----- MATERIAL FOR THIS EXERCISE -----

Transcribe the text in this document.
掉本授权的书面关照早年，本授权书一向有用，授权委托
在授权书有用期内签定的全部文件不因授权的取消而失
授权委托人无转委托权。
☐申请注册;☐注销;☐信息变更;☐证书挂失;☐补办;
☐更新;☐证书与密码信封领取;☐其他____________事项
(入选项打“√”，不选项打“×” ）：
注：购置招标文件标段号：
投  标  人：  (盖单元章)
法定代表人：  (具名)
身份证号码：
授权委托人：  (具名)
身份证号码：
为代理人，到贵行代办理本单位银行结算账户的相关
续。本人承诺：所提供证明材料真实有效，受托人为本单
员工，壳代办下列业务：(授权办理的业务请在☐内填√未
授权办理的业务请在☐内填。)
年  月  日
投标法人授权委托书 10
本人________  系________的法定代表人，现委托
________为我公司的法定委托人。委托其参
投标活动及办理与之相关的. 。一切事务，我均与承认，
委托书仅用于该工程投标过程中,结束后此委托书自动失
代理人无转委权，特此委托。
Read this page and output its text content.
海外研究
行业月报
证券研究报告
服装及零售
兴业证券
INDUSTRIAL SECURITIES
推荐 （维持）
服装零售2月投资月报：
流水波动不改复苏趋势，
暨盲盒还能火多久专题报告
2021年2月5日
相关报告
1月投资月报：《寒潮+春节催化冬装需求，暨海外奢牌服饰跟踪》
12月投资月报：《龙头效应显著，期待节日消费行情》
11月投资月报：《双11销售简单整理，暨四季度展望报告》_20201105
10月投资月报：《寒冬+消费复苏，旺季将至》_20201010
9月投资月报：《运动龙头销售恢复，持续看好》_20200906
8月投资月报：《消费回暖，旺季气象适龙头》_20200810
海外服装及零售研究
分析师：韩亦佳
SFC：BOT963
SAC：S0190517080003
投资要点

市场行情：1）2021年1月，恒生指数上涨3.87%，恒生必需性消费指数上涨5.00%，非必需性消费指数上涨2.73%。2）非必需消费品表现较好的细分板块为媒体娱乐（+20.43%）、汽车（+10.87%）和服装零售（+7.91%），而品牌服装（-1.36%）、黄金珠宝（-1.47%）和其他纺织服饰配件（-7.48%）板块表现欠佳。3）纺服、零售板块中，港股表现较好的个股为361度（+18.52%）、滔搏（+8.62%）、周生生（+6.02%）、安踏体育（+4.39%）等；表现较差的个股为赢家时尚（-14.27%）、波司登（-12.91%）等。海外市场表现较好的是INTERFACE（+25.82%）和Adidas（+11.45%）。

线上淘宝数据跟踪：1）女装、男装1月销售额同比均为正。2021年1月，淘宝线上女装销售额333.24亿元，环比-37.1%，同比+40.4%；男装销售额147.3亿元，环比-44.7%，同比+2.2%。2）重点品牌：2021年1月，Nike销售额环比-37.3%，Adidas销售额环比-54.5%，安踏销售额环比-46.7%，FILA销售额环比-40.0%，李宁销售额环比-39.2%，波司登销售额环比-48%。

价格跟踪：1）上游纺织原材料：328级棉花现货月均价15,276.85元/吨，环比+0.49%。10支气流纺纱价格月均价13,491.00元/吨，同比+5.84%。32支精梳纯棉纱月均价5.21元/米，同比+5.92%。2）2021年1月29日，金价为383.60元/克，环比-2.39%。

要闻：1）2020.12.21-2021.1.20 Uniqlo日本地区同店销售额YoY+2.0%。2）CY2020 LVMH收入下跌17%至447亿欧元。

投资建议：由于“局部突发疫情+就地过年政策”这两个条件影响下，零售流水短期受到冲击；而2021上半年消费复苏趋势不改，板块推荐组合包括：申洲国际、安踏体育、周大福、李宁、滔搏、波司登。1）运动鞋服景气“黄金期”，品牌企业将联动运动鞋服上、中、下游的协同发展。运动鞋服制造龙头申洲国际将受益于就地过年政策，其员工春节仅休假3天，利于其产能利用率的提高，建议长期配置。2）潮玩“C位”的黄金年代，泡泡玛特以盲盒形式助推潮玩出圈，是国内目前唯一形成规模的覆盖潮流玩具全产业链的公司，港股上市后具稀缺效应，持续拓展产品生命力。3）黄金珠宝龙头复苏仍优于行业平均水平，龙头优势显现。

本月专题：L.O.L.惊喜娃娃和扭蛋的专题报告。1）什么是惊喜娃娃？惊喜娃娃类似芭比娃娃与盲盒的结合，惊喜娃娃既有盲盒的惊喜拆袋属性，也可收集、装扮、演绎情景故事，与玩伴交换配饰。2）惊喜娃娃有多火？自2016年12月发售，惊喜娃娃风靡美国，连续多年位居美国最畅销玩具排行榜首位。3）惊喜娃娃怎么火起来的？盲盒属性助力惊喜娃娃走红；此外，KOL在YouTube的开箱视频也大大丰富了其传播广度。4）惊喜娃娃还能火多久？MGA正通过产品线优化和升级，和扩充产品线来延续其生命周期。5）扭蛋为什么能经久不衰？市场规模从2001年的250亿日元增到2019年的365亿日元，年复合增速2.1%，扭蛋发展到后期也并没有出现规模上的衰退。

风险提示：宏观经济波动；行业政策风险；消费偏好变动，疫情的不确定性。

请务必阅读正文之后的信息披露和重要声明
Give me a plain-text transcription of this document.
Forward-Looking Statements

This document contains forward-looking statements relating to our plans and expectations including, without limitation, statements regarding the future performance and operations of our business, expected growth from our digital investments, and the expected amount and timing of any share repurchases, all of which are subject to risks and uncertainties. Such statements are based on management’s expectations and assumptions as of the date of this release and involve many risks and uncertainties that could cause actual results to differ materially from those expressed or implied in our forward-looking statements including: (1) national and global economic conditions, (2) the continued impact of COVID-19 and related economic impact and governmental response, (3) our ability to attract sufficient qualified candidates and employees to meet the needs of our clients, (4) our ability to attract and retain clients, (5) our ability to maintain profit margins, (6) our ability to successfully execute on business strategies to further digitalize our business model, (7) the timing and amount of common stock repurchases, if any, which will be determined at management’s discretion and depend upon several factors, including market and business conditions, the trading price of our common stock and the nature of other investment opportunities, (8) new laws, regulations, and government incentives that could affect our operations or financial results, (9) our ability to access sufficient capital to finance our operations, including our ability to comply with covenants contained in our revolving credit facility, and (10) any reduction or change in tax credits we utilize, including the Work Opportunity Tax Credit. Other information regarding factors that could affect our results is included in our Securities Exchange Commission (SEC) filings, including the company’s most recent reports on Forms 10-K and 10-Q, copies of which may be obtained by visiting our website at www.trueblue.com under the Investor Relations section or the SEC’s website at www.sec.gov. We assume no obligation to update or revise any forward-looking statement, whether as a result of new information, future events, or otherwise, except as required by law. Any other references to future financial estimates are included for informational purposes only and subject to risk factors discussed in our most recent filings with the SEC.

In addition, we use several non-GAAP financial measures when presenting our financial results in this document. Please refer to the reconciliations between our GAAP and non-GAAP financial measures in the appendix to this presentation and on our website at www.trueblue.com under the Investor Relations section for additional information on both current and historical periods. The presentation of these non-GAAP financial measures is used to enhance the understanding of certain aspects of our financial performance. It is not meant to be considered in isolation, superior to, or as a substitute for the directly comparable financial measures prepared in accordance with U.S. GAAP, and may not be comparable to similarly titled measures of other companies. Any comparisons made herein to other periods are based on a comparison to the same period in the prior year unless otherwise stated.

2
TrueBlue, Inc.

-----

Reproduce each record shown above without altering a single word.

▸ THE REPLY
Transcribe the text in this document.
掉本授权的书面关照早年，本授权书一向有用，授权委托
在授权书有用期内签定的全部文件不因授权的取消而失
授权委托人无转委托权。
☐申请注册;☐注销;☐信息变更;☐证书挂失;☐补办;
☐更新;☐证书与密码信封领取;☐其他____________事项
(入选项打“√”，不选项打“×” ）：
注：购置招标文件标段号：
投  标  人：  (盖单元章)
法定代表人：  (具名)
身份证号码：
授权委托人：  (具名)
身份证号码：
为代理人，到贵行代办理本单位银行结算账户的相关
续。本人承诺：所提供证明材料真实有效，受托人为本单
员工，壳代办下列业务：(授权办理的业务请在☐内填√未
授权办理的业务请在☐内填。)
年  月  日
投标法人授权委托书 10
本人________  系________的法定代表人，现委托
________为我公司的法定委托人。委托其参
投标活动及办理与之相关的. 。一切事务，我均与承认，
委托书仅用于该工程投标过程中,结束后此委托书自动失
代理人无转委权，特此委托。
Read this page and output its text content.
海外研究
行业月报
证券研究报告
服装及零售
兴业证券
INDUSTRIAL SECURITIES
推荐 （维持）
服装零售2月投资月报：
流水波动不改复苏趋势，
暨盲盒还能火多久专题报告
2021年2月5日
相关报告
1月投资月报：《寒潮+春节催化冬装需求，暨海外奢牌服饰跟踪》
12月投资月报：《龙头效应显著，期待节日消费行情》
11月投资月报：《双11销售简单整理，暨四季度展望报告》_20201105
10月投资月报：《寒冬+消费复苏，旺季将至》_20201010
9月投资月报：《运动龙头销售恢复，持续看好》_20200906
8月投资月报：《消费回暖，旺季气象适龙头》_20200810
海外服装及零售研究
分析师：韩亦佳
SFC：BOT963
SAC：S0190517080003
投资要点

市场行情：1）2021年1月，恒生指数上涨3.87%，恒生必需性消费指数上涨5.00%，非必需性消费指数上涨2.73%。2）非必需消费品表现较好的细分板块为媒体娱乐（+20.43%）、汽车（+10.87%）和服装零售（+7.91%），而品牌服装（-1.36%）、黄金珠宝（-1.47%）和其他纺织服饰配件（-7.48%）板块表现欠佳。3）纺服、零售板块中，港股表现较好的个股为361度（+18.52%）、滔搏（+8.62%）、周生生（+6.02%）、安踏体育（+4.39%）等；表现较差的个股为赢家时尚（-14.27%）、波司登（-12.91%）等。海外市场表现较好的是INTERFACE（+25.82%）和Adidas（+11.45%）。

线上淘宝数据跟踪：1）女装、男装1月销售额同比均为正。2021年1月，淘宝线上女装销售额333.24亿元，环比-37.1%，同比+40.4%；男装销售额147.3亿元，环比-44.7%，同比+2.2%。2）重点品牌：2021年1月，Nike销售额环比-37.3%，Adidas销售额环比-54.5%，安踏销售额环比-46.7%，FILA销售额环比-40.0%，李宁销售额环比-39.2%，波司登销售额环比-48%。

价格跟踪：1）上游纺织原材料：328级棉花现货月均价15,276.85元/吨，环比+0.49%。10支气流纺纱价格月均价13,491.00元/吨，同比+5.84%。32支精梳纯棉纱月均价5.21元/米，同比+5.92%。2）2021年1月29日，金价为383.60元/克，环比-2.39%。

要闻：1）2020.12.21-2021.1.20 Uniqlo日本地区同店销售额YoY+2.0%。2）CY2020 LVMH收入下跌17%至447亿欧元。

投资建议：由于“局部突发疫情+就地过年政策”这两个条件影响下，零售流水短期受到冲击；而2021上半年消费复苏趋势不改，板块推荐组合包括：申洲国际、安踏体育、周大福、李宁、滔搏、波司登。1）运动鞋服景气“黄金期”，品牌企业将联动运动鞋服上、中、下游的协同发展。运动鞋服制造龙头申洲国际将受益于就地过年政策，其员工春节仅休假3天，利于其产能利用率的提高，建议长期配置。2）潮玩“C位”的黄金年代，泡泡玛特以盲盒形式助推潮玩出圈，是国内目前唯一形成规模的覆盖潮流玩具全产业链的公司，港股上市后具稀缺效应，持续拓展产品生命力。3）黄金珠宝龙头复苏仍优于行业平均水平，龙头优势显现。

本月专题：L.O.L.惊喜娃娃和扭蛋的专题报告。1）什么是惊喜娃娃？惊喜娃娃类似芭比娃娃与盲盒的结合，惊喜娃娃既有盲盒的惊喜拆袋属性，也可收集、装扮、演绎情景故事，与玩伴交换配饰。2）惊喜娃娃有多火？自2016年12月发售，惊喜娃娃风靡美国，连续多年位居美国最畅销玩具排行榜首位。3）惊喜娃娃怎么火起来的？盲盒属性助力惊喜娃娃走红；此外，KOL在YouTube的开箱视频也大大丰富了其传播广度。4）惊喜娃娃还能火多久？MGA正通过产品线优化和升级，和扩充产品线来延续其生命周期。5）扭蛋为什么能经久不衰？市场规模从2001年的250亿日元增到2019年的365亿日元，年复合增速2.1%，扭蛋发展到后期也并没有出现规模上的衰退。

风险提示：宏观经济波动；行业政策风险；消费偏好变动，疫情的不确定性。

请务必阅读正文之后的信息披露和重要声明
Give me a plain-text transcription of this document.
Forward-Looking Statements

This document contains forward-looking statements relating to our plans and expectations including, without limitation, statements regarding the future performance and operations of our business, expected growth from our digital investments, and the expected amount and timing of any share repurchases, all of which are subject to risks and uncertainties. Such statements are based on management’s expectations and assumptions as of the date of this release and involve many risks and uncertainties that could cause actual results to differ materially from those expressed or implied in our forward-looking statements including: (1) national and global economic conditions, (2) the continued impact of COVID-19 and related economic impact and governmental response, (3) our ability to attract sufficient qualified candidates and employees to meet the needs of our clients, (4) our ability to attract and retain clients, (5) our ability to maintain profit margins, (6) our ability to successfully execute on business strategies to further digitalize our business model, (7) the timing and amount of common stock repurchases, if any, which will be determined at management’s discretion and depend upon several factors, including market and business conditions, the trading price of our common stock and the nature of other investment opportunities, (8) new laws, regulations, and government incentives that could affect our operations or financial results, (9) our ability to access sufficient capital to finance our operations, including our ability to comply with covenants contained in our revolving credit facility, and (10) any reduction or change in tax credits we utilize, including the Work Opportunity Tax Credit. Other information regarding factors that could affect our results is included in our Securities Exchange Commission (SEC) filings, including the company’s most recent reports on Forms 10-K and 10-Q, copies of which may be obtained by visiting our website at www.trueblue.com under the Investor Relations section or the SEC’s website at www.sec.gov. We assume no obligation to update or revise any forward-looking statement, whether as a result of new information, future events, or otherwise, except as required by law. Any other references to future financial estimates are included for informational purposes only and subject to risk factors discussed in our most recent filings with the SEC.

In addition, we use several non-GAAP financial measures when presenting our financial results in this document. Please refer to the reconciliations between our GAAP and non-GAAP financial measures in the appendix to this presentation and on our website at www.trueblue.com under the Investor Relations section for additional information on both current and historical periods. The presentation of these non-GAAP financial measures is used to enhance the understanding of certain aspects of our financial performance. It is not meant to be considered in isolation, superior to, or as a substitute for the directly comparable financial measures prepared in accordance with U.S. GAAP, and may not be comparable to similarly titled measures of other companies. Any comparisons made herein to other periods are based on a comparison to the same period in the prior year unless otherwise stated.

2
TrueBlue, Inc.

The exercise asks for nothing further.